Task requirements. Search the material below for the string "logo" and list each line that holds it.

[Data records]
>>>

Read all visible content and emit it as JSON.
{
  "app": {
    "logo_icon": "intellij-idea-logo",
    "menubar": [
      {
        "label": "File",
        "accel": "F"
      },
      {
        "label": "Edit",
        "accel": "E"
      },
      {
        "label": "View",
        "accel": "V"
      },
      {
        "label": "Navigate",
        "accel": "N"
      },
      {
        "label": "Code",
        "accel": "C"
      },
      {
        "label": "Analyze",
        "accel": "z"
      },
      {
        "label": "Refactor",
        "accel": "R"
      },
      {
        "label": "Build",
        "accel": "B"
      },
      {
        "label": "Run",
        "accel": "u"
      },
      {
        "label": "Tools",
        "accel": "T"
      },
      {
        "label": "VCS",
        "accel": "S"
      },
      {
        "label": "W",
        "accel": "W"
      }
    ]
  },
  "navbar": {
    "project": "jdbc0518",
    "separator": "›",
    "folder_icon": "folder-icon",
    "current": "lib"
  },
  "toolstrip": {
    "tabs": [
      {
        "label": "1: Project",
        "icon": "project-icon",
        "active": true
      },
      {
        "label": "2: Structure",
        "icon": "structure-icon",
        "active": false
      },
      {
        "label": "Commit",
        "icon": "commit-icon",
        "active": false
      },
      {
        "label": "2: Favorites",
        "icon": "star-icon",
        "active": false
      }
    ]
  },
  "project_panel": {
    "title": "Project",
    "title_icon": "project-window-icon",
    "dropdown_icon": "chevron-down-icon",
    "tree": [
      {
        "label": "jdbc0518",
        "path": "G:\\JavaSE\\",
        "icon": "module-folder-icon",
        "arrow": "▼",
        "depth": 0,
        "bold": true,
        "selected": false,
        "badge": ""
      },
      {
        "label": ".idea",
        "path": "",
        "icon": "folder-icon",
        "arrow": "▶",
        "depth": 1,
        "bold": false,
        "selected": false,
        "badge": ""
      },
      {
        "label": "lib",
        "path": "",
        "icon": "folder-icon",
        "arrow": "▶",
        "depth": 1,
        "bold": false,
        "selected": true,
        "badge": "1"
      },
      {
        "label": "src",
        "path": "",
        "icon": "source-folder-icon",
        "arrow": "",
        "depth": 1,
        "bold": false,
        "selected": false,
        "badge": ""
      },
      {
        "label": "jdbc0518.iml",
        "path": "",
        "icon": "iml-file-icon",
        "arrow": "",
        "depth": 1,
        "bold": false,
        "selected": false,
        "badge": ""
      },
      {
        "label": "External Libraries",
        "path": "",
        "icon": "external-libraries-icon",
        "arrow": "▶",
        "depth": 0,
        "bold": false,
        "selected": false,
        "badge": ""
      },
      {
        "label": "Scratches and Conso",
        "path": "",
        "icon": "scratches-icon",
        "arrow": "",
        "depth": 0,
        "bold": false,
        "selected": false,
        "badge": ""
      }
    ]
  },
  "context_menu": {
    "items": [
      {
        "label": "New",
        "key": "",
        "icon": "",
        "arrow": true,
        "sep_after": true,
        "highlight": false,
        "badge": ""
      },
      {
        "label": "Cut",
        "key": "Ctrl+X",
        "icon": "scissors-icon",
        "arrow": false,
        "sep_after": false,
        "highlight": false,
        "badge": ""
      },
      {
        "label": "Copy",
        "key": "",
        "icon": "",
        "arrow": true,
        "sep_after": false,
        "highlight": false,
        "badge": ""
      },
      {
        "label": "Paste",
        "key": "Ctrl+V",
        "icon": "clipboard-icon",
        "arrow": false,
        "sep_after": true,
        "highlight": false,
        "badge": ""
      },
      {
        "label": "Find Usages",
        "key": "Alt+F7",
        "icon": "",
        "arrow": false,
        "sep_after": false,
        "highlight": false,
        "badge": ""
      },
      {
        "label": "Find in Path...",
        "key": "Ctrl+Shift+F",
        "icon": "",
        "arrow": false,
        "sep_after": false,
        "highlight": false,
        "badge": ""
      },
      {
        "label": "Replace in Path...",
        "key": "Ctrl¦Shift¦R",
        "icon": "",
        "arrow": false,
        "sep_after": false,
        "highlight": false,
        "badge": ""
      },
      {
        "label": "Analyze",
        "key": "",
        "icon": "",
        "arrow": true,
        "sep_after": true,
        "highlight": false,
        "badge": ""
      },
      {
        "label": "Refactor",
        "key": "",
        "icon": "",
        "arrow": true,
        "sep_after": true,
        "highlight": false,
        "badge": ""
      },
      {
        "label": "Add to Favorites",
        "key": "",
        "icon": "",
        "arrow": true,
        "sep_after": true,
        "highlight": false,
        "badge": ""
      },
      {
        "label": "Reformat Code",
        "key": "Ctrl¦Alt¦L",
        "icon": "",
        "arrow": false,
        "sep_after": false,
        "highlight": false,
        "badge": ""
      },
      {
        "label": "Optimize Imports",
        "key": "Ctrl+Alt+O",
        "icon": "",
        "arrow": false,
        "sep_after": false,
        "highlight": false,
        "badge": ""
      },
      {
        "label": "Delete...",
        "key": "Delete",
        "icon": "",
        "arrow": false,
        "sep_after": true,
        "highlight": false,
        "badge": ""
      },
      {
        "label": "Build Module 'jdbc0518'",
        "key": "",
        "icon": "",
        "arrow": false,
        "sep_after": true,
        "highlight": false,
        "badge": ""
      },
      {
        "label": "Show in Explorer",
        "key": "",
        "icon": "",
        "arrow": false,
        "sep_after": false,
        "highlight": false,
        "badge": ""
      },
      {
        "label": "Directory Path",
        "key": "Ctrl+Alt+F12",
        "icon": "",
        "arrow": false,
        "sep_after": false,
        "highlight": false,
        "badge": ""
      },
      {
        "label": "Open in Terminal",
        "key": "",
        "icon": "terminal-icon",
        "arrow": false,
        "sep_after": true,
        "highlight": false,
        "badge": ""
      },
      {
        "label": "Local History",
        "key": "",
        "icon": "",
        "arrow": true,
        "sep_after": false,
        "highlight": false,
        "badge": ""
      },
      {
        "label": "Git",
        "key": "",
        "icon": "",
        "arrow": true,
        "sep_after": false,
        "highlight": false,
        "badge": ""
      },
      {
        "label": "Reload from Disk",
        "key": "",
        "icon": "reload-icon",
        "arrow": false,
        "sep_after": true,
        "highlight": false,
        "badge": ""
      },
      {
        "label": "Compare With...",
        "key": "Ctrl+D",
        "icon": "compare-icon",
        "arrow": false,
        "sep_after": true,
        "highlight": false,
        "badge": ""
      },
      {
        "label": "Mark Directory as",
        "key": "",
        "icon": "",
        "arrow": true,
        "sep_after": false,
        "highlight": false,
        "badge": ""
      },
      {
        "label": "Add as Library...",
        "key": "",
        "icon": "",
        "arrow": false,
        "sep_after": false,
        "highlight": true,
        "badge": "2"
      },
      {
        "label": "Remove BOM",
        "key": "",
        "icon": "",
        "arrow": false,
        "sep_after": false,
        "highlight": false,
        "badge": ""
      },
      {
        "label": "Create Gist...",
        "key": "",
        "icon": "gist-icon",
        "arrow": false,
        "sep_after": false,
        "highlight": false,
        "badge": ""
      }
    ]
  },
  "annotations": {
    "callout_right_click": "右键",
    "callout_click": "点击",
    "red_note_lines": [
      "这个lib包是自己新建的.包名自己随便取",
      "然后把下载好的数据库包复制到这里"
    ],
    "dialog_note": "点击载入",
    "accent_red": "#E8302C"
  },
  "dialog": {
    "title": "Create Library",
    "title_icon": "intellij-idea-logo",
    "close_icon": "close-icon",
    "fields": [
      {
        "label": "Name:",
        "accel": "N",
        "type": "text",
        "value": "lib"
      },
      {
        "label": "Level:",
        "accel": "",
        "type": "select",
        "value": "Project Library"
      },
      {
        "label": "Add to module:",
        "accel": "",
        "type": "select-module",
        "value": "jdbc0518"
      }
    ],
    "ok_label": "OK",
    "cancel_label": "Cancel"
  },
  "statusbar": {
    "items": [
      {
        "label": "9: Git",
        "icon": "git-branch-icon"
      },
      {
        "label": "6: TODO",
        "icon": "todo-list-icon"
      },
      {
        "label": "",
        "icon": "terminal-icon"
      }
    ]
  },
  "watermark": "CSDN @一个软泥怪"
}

<<<

Answer to this task.
    "logo_icon": "intellij-idea-logo",
    "title_icon": "intellij-idea-logo",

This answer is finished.